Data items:
________

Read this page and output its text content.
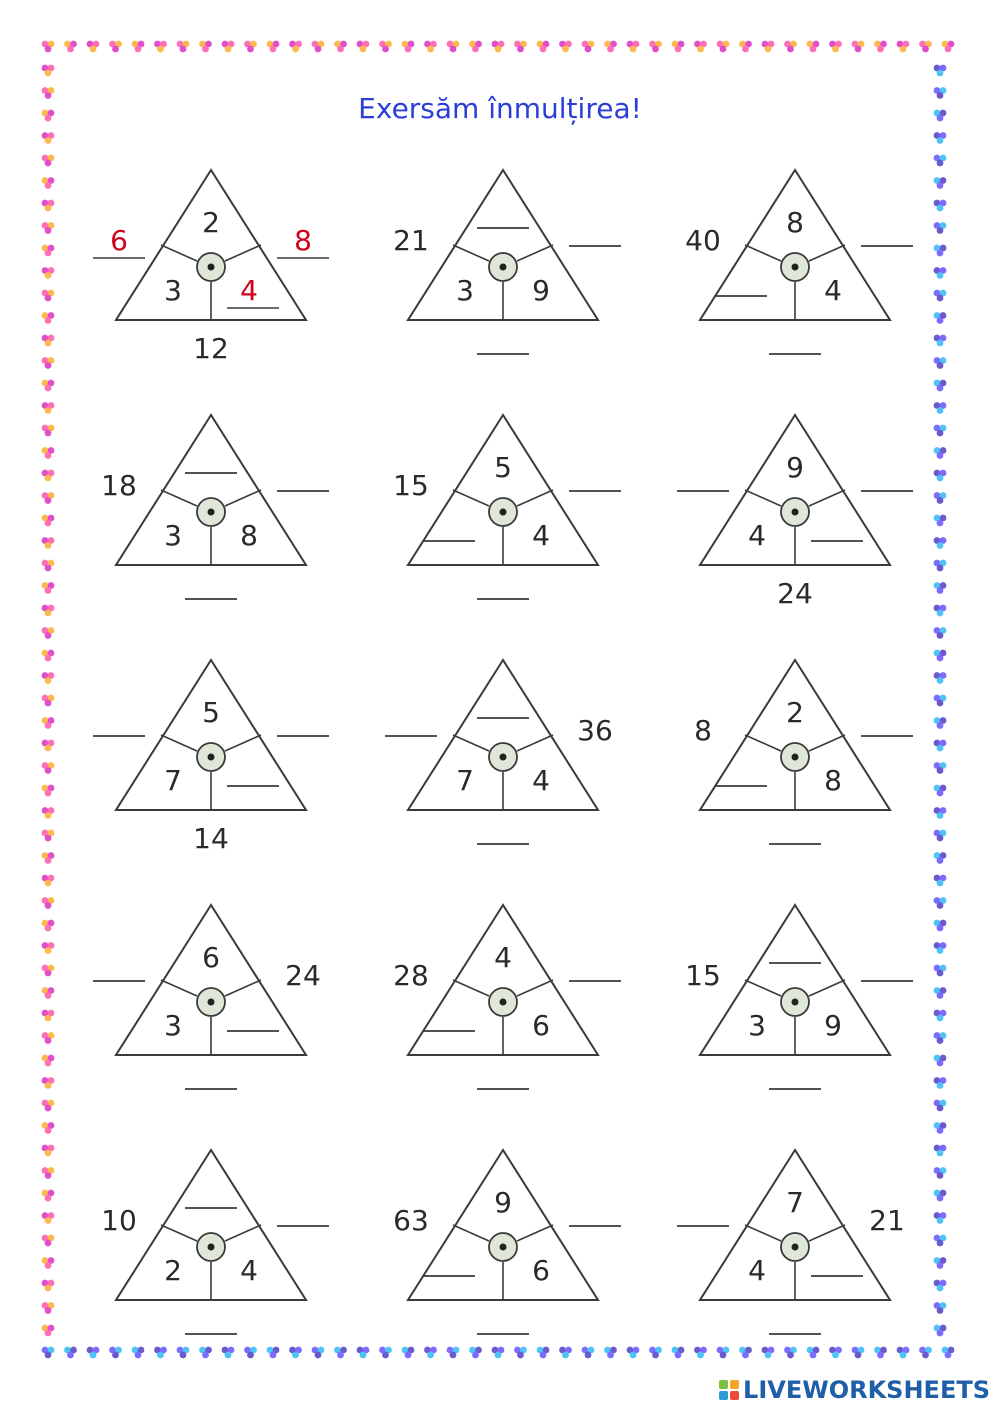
Exersăm înmulțirea!
2
3 4
6	8
12
3 9
21
8
4
40
3 8
18
5
4
15
9
4
24
5
7
14
7 4
36
2
8
8
6
3
24
4
6
28
3 9
15
2 4
10
9
6
63
7
4
21
LIVEWORKSHEETS
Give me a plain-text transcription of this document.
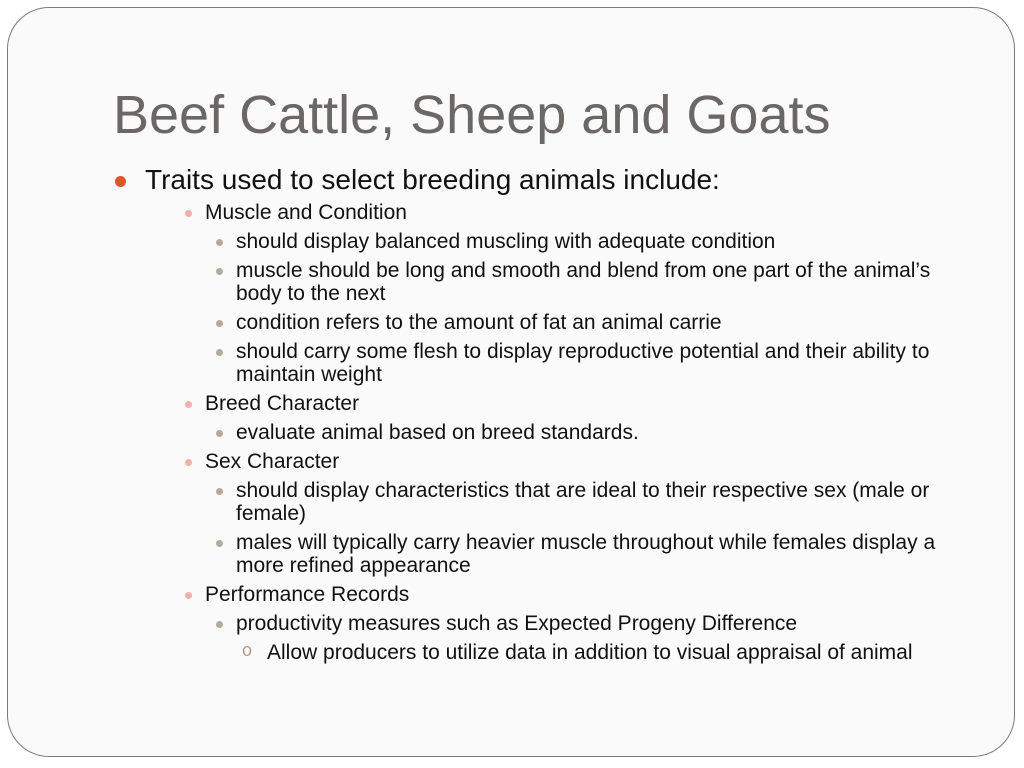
Beef Cattle, Sheep and Goats

Traits used to select breeding animals include:

Muscle and Condition

should display balanced muscling with adequate condition

muscle should be long and smooth and blend from one part of the animal’s body to the next

condition refers to the amount of fat an animal carrie

should carry some flesh to display reproductive potential and their ability to maintain weight

Breed Character

evaluate animal based on breed standards.

Sex Character

should display characteristics that are ideal to their respective sex (male or female)

males will typically carry heavier muscle throughout while females display a more refined appearance

Performance Records

productivity measures such as Expected Progeny Difference

o Allow producers to utilize data in addition to visual appraisal of animal
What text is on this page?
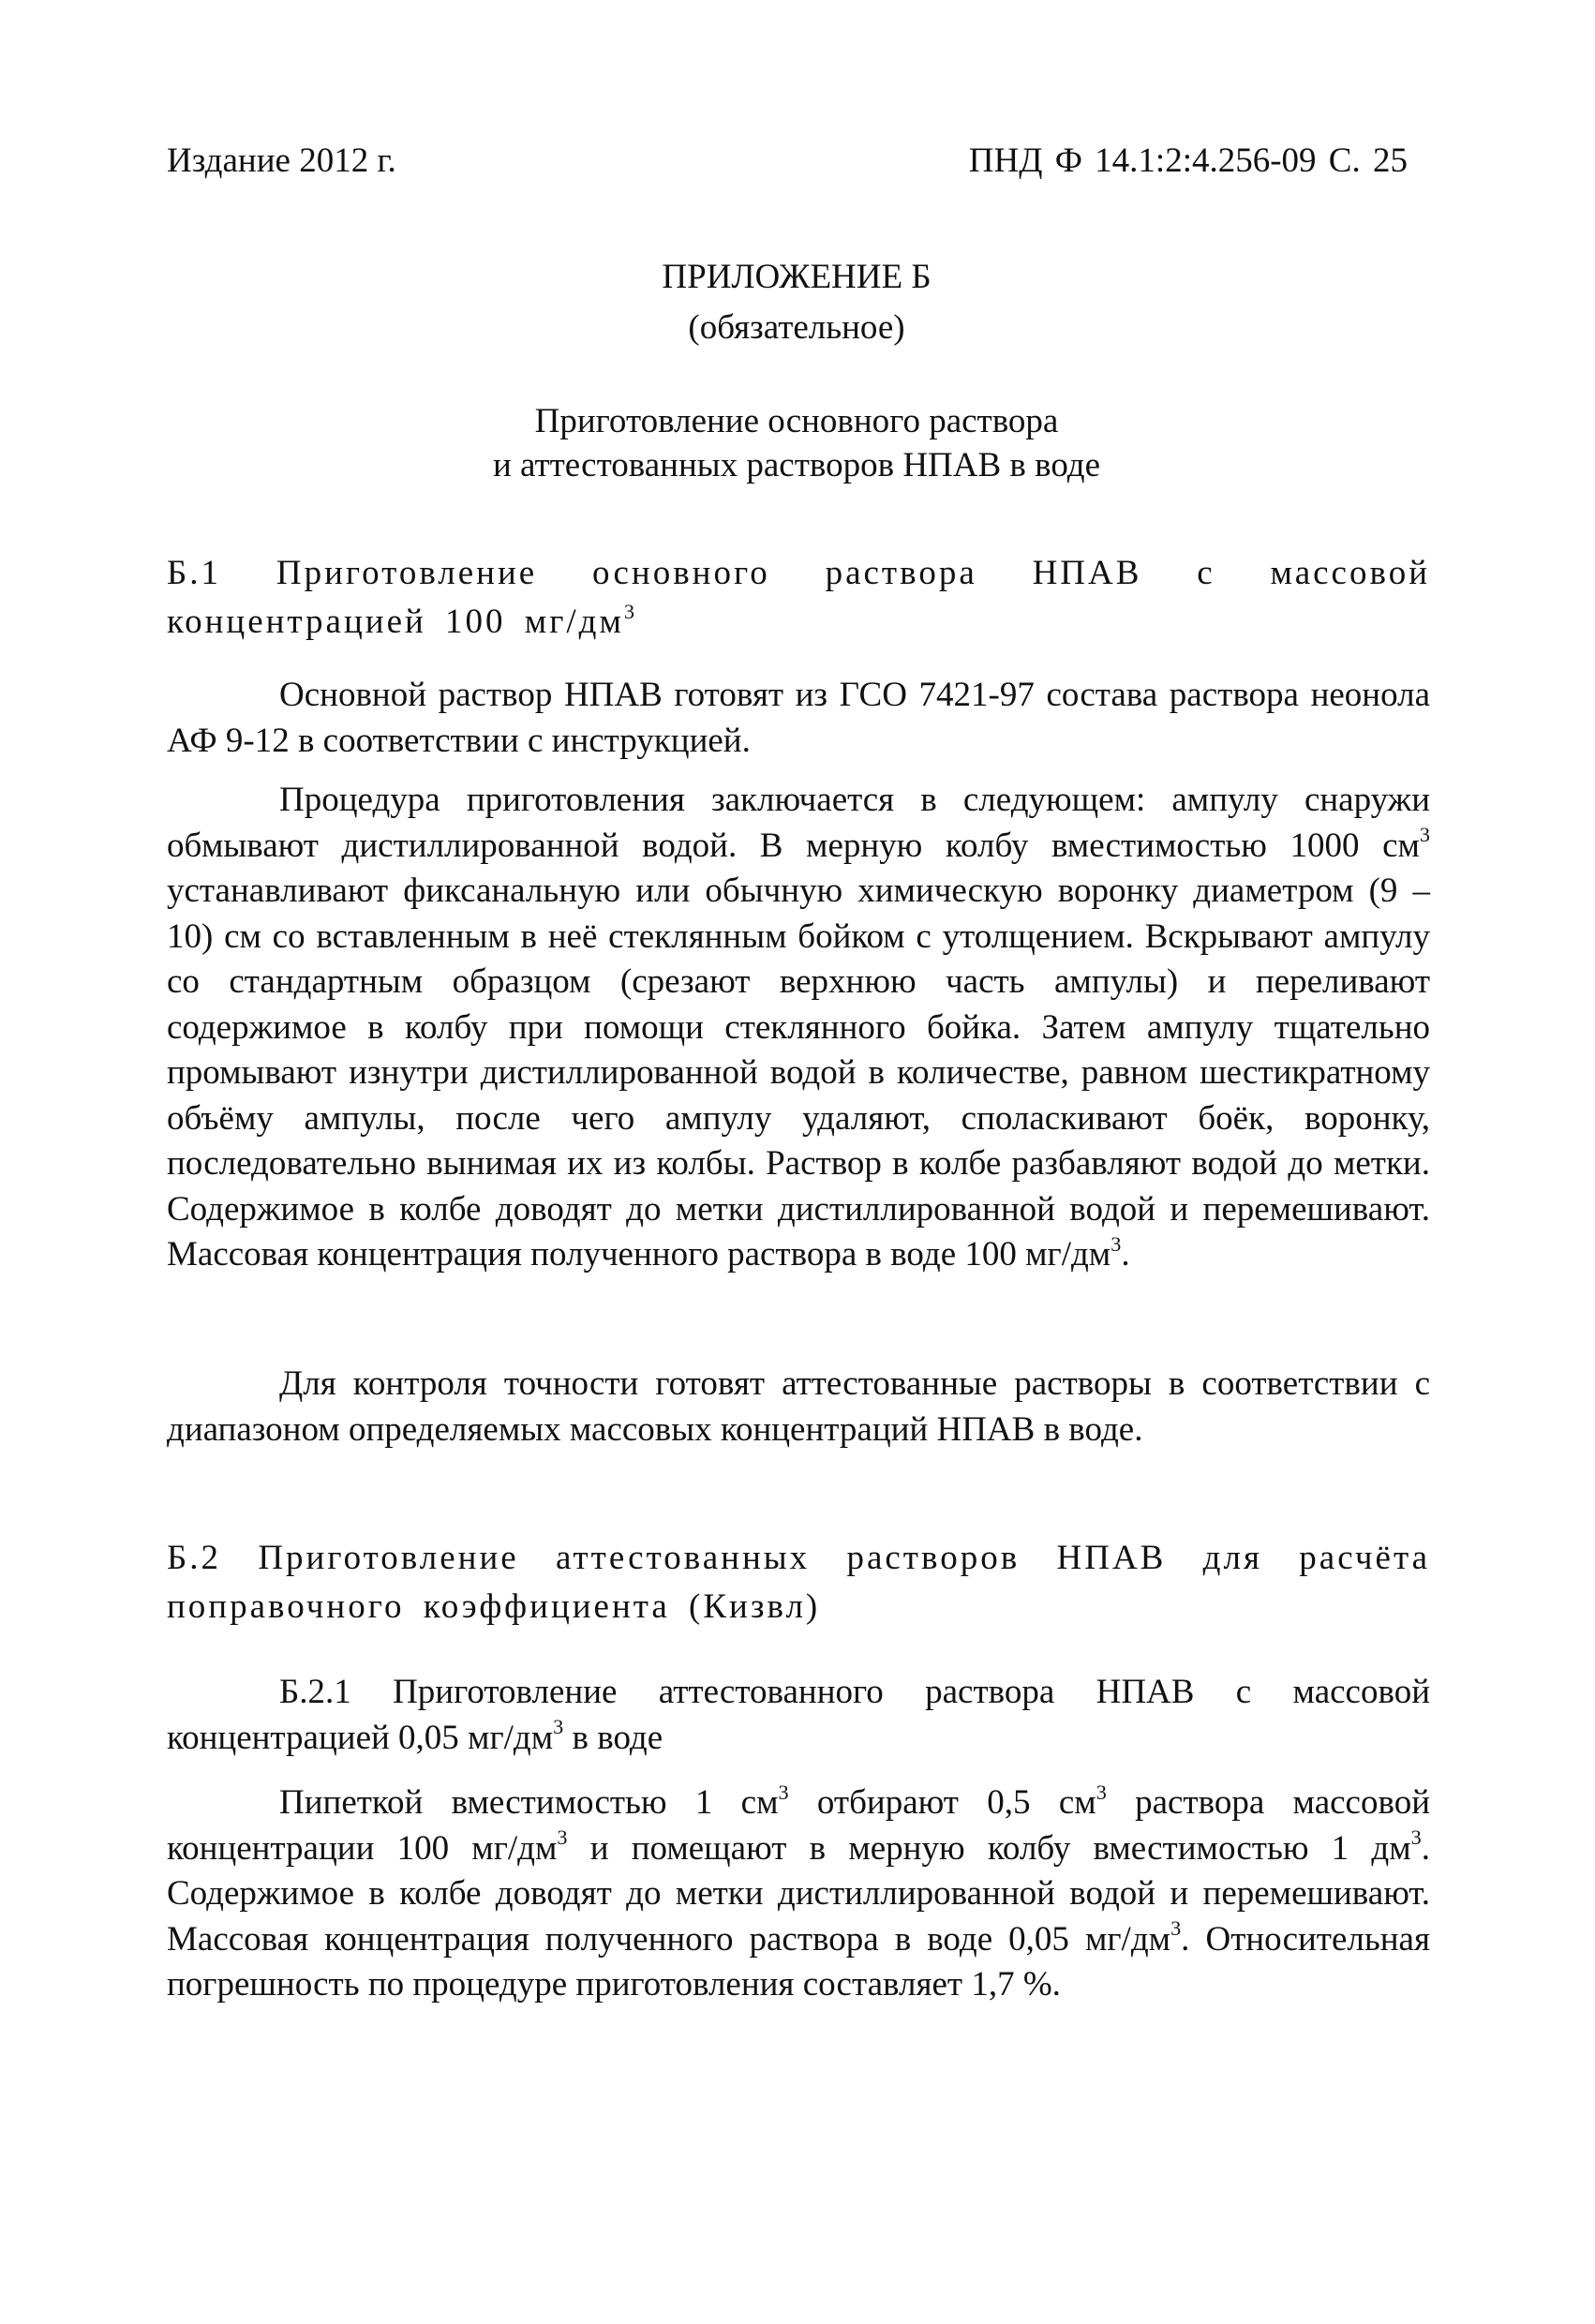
Издание 2012 г.	ПНД Ф 14.1:2:4.256-09 С. 25
ПРИЛОЖЕНИЕ Б
(обязательное)
Приготовление основного раствора
и аттестованных растворов НПАВ в воде
Б.1 Приготовление основного раствора НПАВ с массовой концентрацией 100 $мг/дм^3$
Основной раствор НПАВ готовят из ГСО 7421-97 состава раствора неонола АФ 9-12 в соответствии с инструкцией.
Процедура приготовления заключается в следующем: ампулу снаружи обмывают дистиллированной водой. В мерную колбу вместимостью 1000 $см^3$ устанавливают фиксанальную или обычную химическую воронку диаметром (9 – 10) см со вставленным в неё стеклянным бойком с утолщением. Вскрывают ампулу со стандартным образцом (срезают верхнюю часть ампулы) и переливают содержимое в колбу при помощи стеклянного бойка. Затем ампулу тщательно промывают изнутри дистиллированной водой в количестве, равном шестикратному объёму ампулы, после чего ампулу удаляют, споласкивают боёк, воронку, последовательно вынимая их из колбы. Раствор в колбе разбавляют водой до метки. Содержимое в колбе доводят до метки дистиллированной водой и перемешивают. Массовая концентрация полученного раствора в воде 100 $мг/дм^3$.
Для контроля точности готовят аттестованные растворы в соответствии с диапазоном определяемых массовых концентраций НПАВ в воде.
Б.2 Приготовление аттестованных растворов НПАВ для расчёта поправочного коэффициента (Кизвл)
Б.2.1 Приготовление аттестованного раствора НПАВ с массовой концентрацией 0,05 $мг/дм^3$ в воде
Пипеткой вместимостью 1 $см^3$ отбирают 0,5 $см^3$ раствора массовой концентрации 100 $мг/дм^3$ и помещают в мерную колбу вместимостью 1 $дм^3$. Содержимое в колбе доводят до метки дистиллированной водой и перемешивают. Массовая концентрация полученного раствора в воде 0,05 $мг/дм^3$. Относительная погрешность по процедуре приготовления составляет 1,7 %.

________

» What is required
Filter the records above for lines containing the word "готовят", and copy those lines.

» Response to the task
Основной раствор НПАВ готовят из ГСО 7421-97 состава раствора неонола АФ 9-12 в соответствии с инструкцией.
Для контроля точности готовят аттестованные растворы в соответствии с диапазоном определяемых массовых концентраций НПАВ в воде.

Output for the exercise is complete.